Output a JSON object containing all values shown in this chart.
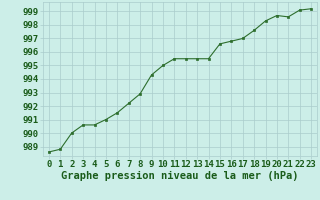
{
  "x": [
    0,
    1,
    2,
    3,
    4,
    5,
    6,
    7,
    8,
    9,
    10,
    11,
    12,
    13,
    14,
    15,
    16,
    17,
    18,
    19,
    20,
    21,
    22,
    23
  ],
  "y": [
    988.6,
    988.8,
    990.0,
    990.6,
    990.6,
    991.0,
    991.5,
    992.2,
    992.9,
    994.3,
    995.0,
    995.5,
    995.5,
    995.5,
    995.5,
    996.6,
    996.8,
    997.0,
    997.6,
    998.3,
    998.7,
    998.6,
    999.1,
    999.2
  ],
  "line_color": "#2d6e2d",
  "marker": "s",
  "marker_size": 2.0,
  "bg_color": "#cceee8",
  "grid_color": "#aacccc",
  "xlabel": "Graphe pression niveau de la mer (hPa)",
  "xlabel_fontsize": 7.5,
  "ylabel_ticks": [
    989,
    990,
    991,
    992,
    993,
    994,
    995,
    996,
    997,
    998,
    999
  ],
  "ylim": [
    988.3,
    999.7
  ],
  "xlim": [
    -0.5,
    23.5
  ],
  "tick_fontsize": 6.5,
  "tick_color": "#1a5c1a"
}
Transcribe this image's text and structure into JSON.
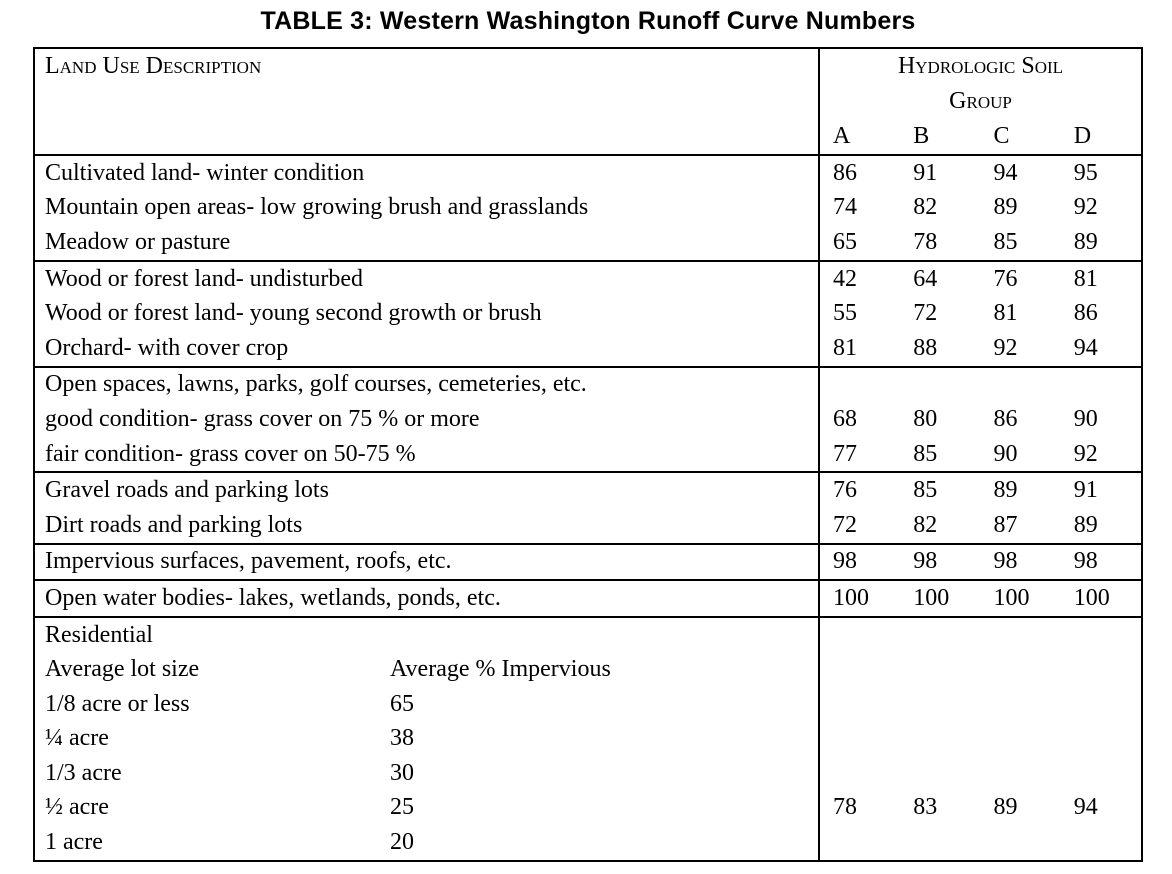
{
  "page": {
    "title": "TABLE 3: Western Washington Runoff Curve Numbers"
  },
  "table": {
    "header": {
      "land_use_label": "Land Use Description",
      "soil_group_title": "Hydrologic Soil",
      "soil_group_subtitle": "Group",
      "columns": [
        "A",
        "B",
        "C",
        "D"
      ]
    },
    "sections": [
      {
        "rows": [
          {
            "label": "Cultivated land- winter condition",
            "values": [
              "86",
              "91",
              "94",
              "95"
            ]
          },
          {
            "label": "Mountain open areas- low growing brush and grasslands",
            "values": [
              "74",
              "82",
              "89",
              "92"
            ]
          },
          {
            "label": "Meadow or pasture",
            "values": [
              "65",
              "78",
              "85",
              "89"
            ]
          }
        ]
      },
      {
        "rows": [
          {
            "label": "Wood or forest land- undisturbed",
            "values": [
              "42",
              "64",
              "76",
              "81"
            ]
          },
          {
            "label": "Wood or forest land- young second growth or brush",
            "values": [
              "55",
              "72",
              "81",
              "86"
            ]
          },
          {
            "label": "Orchard- with cover crop",
            "values": [
              "81",
              "88",
              "92",
              "94"
            ]
          }
        ]
      },
      {
        "rows": [
          {
            "label": "Open spaces, lawns, parks, golf courses, cemeteries, etc.",
            "values": [
              "",
              "",
              "",
              ""
            ]
          },
          {
            "label": "good condition- grass cover on 75 % or more",
            "values": [
              "68",
              "80",
              "86",
              "90"
            ]
          },
          {
            "label": "fair condition- grass cover on 50-75 %",
            "values": [
              "77",
              "85",
              "90",
              "92"
            ]
          }
        ]
      },
      {
        "rows": [
          {
            "label": "Gravel roads and parking lots",
            "values": [
              "76",
              "85",
              "89",
              "91"
            ]
          },
          {
            "label": "Dirt roads and parking lots",
            "values": [
              "72",
              "82",
              "87",
              "89"
            ]
          }
        ]
      },
      {
        "rows": [
          {
            "label": "Impervious surfaces, pavement, roofs, etc.",
            "values": [
              "98",
              "98",
              "98",
              "98"
            ]
          }
        ]
      },
      {
        "rows": [
          {
            "label": "Open water bodies- lakes, wetlands, ponds, etc.",
            "values": [
              "100",
              "100",
              "100",
              "100"
            ]
          }
        ]
      }
    ],
    "residential": {
      "label": "Residential",
      "lot_header": "Average lot size",
      "impervious_header": "Average % Impervious",
      "rows": [
        {
          "lot": "1/8 acre or less",
          "impervious": "65",
          "values": [
            "",
            "",
            "",
            ""
          ]
        },
        {
          "lot": "¼ acre",
          "impervious": "38",
          "values": [
            "",
            "",
            "",
            ""
          ]
        },
        {
          "lot": "1/3 acre",
          "impervious": "30",
          "values": [
            "",
            "",
            "",
            ""
          ]
        },
        {
          "lot": "½ acre",
          "impervious": "25",
          "values": [
            "78",
            "83",
            "89",
            "94"
          ]
        },
        {
          "lot": "1 acre",
          "impervious": "20",
          "values": [
            "",
            "",
            "",
            ""
          ]
        }
      ]
    }
  }
}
------------
Each line above that includes "Wood" counts once; state the total and nothing more.

2